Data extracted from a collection
>>>>>
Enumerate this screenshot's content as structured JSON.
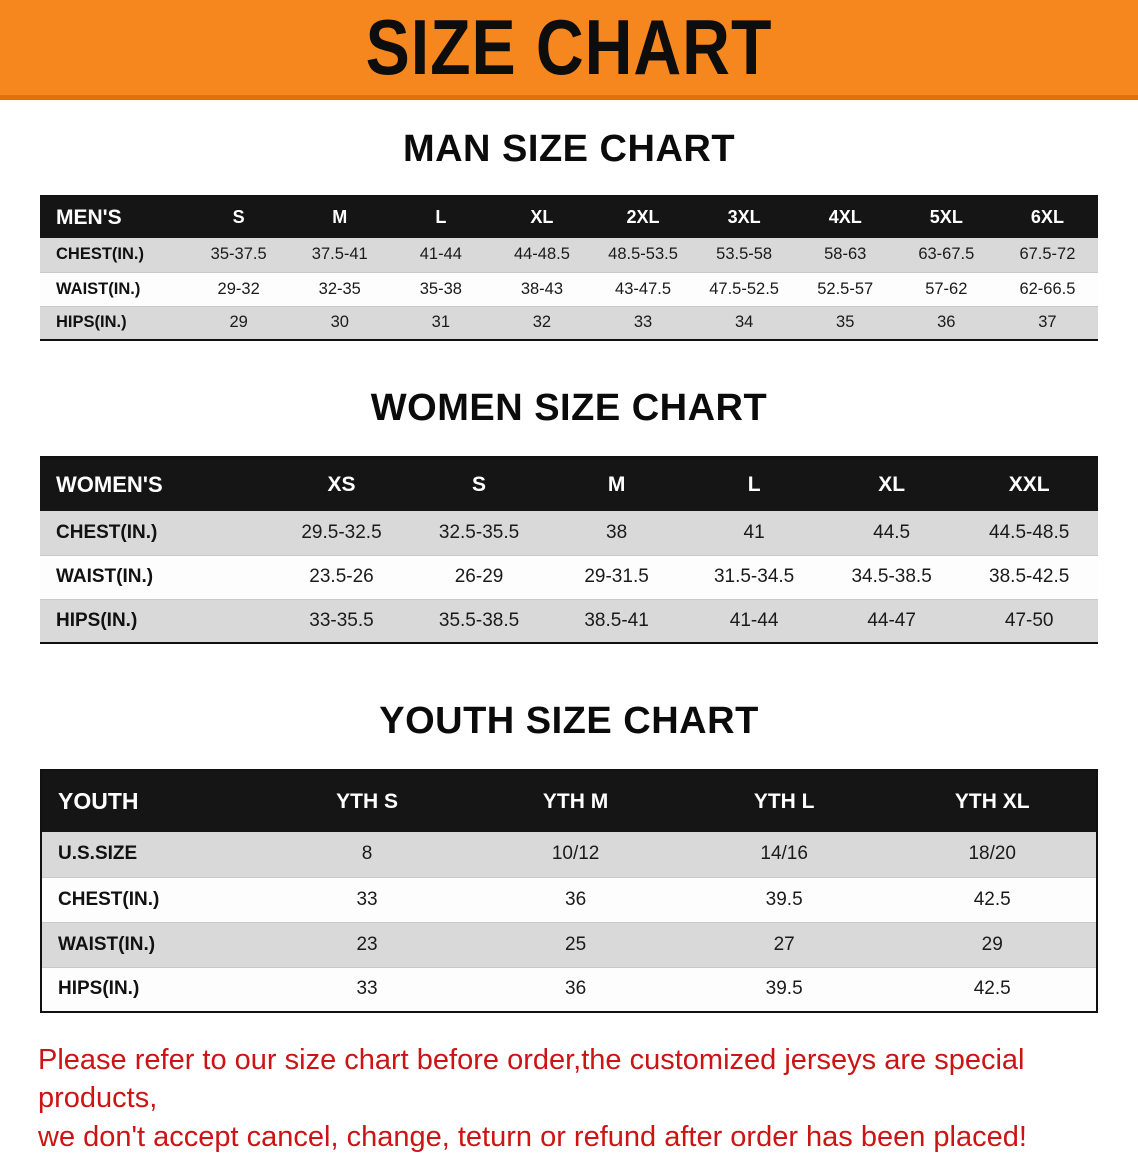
{
  "banner": {
    "title": "SIZE CHART"
  },
  "sections": [
    {
      "heading": "MAN SIZE CHART",
      "table": {
        "header": [
          "MEN'S",
          "S",
          "M",
          "L",
          "XL",
          "2XL",
          "3XL",
          "4XL",
          "5XL",
          "6XL"
        ],
        "rows": [
          [
            "CHEST(IN.)",
            "35-37.5",
            "37.5-41",
            "41-44",
            "44-48.5",
            "48.5-53.5",
            "53.5-58",
            "58-63",
            "63-67.5",
            "67.5-72"
          ],
          [
            "WAIST(IN.)",
            "29-32",
            "32-35",
            "35-38",
            "38-43",
            "43-47.5",
            "47.5-52.5",
            "52.5-57",
            "57-62",
            "62-66.5"
          ],
          [
            "HIPS(IN.)",
            "29",
            "30",
            "31",
            "32",
            "33",
            "34",
            "35",
            "36",
            "37"
          ]
        ]
      }
    },
    {
      "heading": "WOMEN SIZE CHART",
      "table": {
        "header": [
          "WOMEN'S",
          "XS",
          "S",
          "M",
          "L",
          "XL",
          "XXL"
        ],
        "rows": [
          [
            "CHEST(IN.)",
            "29.5-32.5",
            "32.5-35.5",
            "38",
            "41",
            "44.5",
            "44.5-48.5"
          ],
          [
            "WAIST(IN.)",
            "23.5-26",
            "26-29",
            "29-31.5",
            "31.5-34.5",
            "34.5-38.5",
            "38.5-42.5"
          ],
          [
            "HIPS(IN.)",
            "33-35.5",
            "35.5-38.5",
            "38.5-41",
            "41-44",
            "44-47",
            "47-50"
          ]
        ]
      }
    },
    {
      "heading": "YOUTH SIZE CHART",
      "table": {
        "header": [
          "YOUTH",
          "YTH S",
          "YTH M",
          "YTH L",
          "YTH XL"
        ],
        "rows": [
          [
            "U.S.SIZE",
            "8",
            "10/12",
            "14/16",
            "18/20"
          ],
          [
            "CHEST(IN.)",
            "33",
            "36",
            "39.5",
            "42.5"
          ],
          [
            "WAIST(IN.)",
            "23",
            "25",
            "27",
            "29"
          ],
          [
            "HIPS(IN.)",
            "33",
            "36",
            "39.5",
            "42.5"
          ]
        ]
      }
    }
  ],
  "footer": {
    "lines": [
      "Please refer to our size chart before order,the customized jerseys are special products,",
      "we don't accept cancel, change, teturn or refund after order has been placed!"
    ]
  },
  "colors": {
    "banner_bg": "#f6871f",
    "table_header_bg": "#151515",
    "row_alt_gray": "#d9d9d9",
    "disclaimer_red": "#cc1414"
  }
}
<<<<<
Every line containing the string "order" must be listed.

COMPLETE RESPONSE:
      "Please refer to our size chart before order,the customized jerseys are special products,",
      "we don't accept cancel, change, teturn or refund after order has been placed!"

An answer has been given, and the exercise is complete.